Given exercise:
In the records below, find each line with the word "JSON" and copy it.

(A block of data)
※ ※ ※
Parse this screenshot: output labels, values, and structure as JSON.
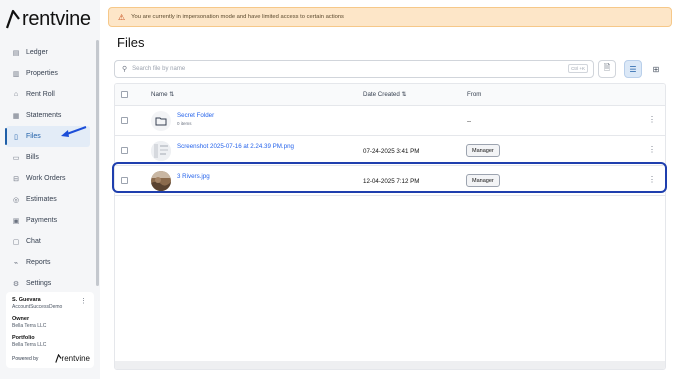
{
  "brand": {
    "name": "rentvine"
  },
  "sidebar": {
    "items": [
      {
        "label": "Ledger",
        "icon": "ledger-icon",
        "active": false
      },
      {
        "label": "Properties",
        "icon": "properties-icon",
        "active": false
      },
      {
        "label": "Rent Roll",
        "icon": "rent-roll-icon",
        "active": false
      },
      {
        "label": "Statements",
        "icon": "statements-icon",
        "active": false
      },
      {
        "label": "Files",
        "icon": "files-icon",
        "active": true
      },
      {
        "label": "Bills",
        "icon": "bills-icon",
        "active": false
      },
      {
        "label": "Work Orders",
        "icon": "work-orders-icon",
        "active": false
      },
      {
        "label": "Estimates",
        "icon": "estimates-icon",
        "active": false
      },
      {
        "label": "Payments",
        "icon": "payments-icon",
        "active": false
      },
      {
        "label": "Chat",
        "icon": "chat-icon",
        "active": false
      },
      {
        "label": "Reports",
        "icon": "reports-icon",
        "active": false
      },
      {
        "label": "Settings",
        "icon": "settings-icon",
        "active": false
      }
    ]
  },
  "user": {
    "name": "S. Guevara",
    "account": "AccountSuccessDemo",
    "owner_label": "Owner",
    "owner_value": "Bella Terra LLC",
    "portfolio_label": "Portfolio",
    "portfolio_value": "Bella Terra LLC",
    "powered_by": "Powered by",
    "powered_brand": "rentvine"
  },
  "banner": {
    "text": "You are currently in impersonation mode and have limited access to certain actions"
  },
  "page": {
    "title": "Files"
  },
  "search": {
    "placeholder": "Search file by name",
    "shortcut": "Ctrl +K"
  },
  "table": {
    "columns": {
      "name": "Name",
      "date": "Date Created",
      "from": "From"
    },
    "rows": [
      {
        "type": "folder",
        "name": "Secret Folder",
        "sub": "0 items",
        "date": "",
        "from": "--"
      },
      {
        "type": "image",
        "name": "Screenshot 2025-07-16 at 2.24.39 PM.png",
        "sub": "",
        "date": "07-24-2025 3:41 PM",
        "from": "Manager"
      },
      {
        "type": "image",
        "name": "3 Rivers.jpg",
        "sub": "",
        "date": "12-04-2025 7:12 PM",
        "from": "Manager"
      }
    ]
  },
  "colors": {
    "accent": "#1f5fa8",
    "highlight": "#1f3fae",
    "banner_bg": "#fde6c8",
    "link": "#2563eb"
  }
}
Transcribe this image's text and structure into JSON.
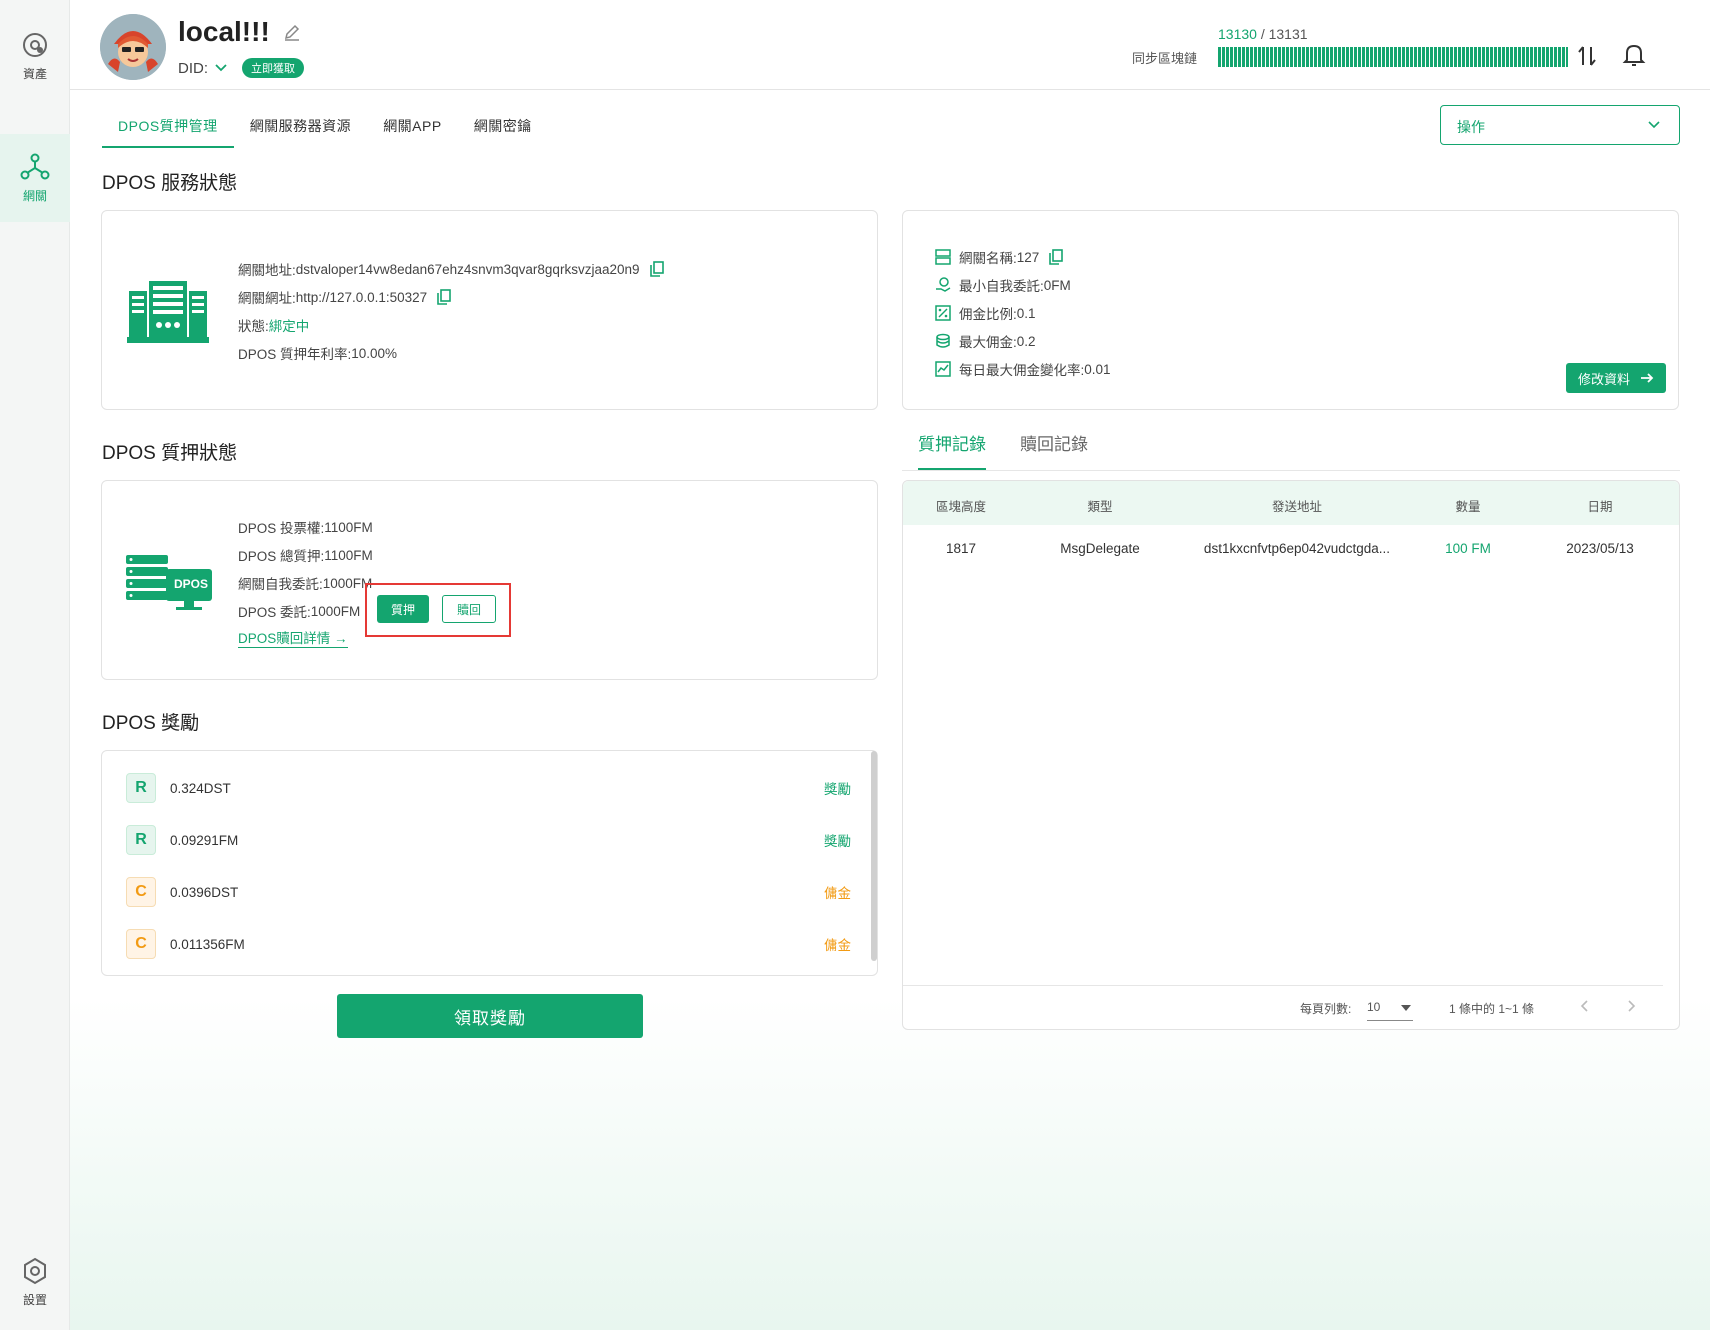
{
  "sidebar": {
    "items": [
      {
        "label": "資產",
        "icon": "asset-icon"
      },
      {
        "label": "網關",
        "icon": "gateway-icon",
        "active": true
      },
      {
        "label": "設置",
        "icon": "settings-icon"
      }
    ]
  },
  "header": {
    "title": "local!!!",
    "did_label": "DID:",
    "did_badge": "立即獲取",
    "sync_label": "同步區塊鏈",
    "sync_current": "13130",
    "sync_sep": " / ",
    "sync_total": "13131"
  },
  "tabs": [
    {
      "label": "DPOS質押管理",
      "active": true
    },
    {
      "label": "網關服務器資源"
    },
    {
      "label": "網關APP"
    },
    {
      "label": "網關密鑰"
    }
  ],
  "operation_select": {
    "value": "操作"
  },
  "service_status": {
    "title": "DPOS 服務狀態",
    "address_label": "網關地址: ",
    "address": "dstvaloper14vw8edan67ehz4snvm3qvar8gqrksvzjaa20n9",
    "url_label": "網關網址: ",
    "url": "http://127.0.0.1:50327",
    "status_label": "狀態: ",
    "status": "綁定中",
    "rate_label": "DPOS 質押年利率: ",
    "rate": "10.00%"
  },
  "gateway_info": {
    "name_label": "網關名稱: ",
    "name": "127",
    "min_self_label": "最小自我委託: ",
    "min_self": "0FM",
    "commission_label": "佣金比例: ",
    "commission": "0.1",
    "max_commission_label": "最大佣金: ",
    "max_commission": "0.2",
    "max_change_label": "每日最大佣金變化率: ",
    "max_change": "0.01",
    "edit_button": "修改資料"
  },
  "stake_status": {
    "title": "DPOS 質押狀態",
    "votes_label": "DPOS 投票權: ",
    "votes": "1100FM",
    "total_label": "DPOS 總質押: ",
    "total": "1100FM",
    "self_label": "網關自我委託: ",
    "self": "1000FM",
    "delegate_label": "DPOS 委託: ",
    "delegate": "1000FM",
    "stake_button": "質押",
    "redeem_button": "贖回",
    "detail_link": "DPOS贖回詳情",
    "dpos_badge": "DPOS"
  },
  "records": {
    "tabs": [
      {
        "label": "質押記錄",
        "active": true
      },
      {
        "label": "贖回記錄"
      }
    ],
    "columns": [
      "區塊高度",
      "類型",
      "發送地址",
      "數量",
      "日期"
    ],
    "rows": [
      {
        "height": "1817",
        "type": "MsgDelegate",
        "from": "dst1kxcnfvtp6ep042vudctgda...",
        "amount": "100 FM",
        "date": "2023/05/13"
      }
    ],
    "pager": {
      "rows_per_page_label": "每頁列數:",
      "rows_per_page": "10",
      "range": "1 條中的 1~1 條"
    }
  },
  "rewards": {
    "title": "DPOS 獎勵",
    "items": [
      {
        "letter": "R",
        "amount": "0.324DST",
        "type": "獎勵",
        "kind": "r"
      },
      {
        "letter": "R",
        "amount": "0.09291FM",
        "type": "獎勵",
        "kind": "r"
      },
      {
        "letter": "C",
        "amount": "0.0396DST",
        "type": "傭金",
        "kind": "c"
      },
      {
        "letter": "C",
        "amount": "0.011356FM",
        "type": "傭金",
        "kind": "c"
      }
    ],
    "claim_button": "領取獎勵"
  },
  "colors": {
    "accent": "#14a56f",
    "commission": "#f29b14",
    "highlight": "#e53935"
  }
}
※ ※ ※
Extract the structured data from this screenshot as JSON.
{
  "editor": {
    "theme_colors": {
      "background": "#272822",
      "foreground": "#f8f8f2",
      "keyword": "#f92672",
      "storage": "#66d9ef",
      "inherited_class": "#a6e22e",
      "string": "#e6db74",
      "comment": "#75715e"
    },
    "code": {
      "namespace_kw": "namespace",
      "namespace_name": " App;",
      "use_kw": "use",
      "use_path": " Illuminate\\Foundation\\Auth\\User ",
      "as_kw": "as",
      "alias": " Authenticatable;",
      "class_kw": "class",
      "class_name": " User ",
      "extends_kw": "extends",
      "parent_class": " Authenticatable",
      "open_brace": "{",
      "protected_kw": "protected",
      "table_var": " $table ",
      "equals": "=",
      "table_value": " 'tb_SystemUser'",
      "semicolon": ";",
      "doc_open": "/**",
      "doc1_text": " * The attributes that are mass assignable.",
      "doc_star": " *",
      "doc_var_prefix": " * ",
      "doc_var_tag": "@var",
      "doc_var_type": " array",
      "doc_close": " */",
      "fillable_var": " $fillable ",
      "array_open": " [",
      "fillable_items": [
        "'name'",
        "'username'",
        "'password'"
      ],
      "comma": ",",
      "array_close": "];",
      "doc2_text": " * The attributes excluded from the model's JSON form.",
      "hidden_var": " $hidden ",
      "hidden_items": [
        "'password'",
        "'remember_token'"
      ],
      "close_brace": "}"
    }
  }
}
※ ※ ※
Result:
Parse this screenshot: output labels, values, and structure as JSON.
Transcribe this image's text and structure into JSON.
Extract the structured data from this screenshot as JSON.
      "doc2_text": " * The attributes excluded from the model's JSON form.",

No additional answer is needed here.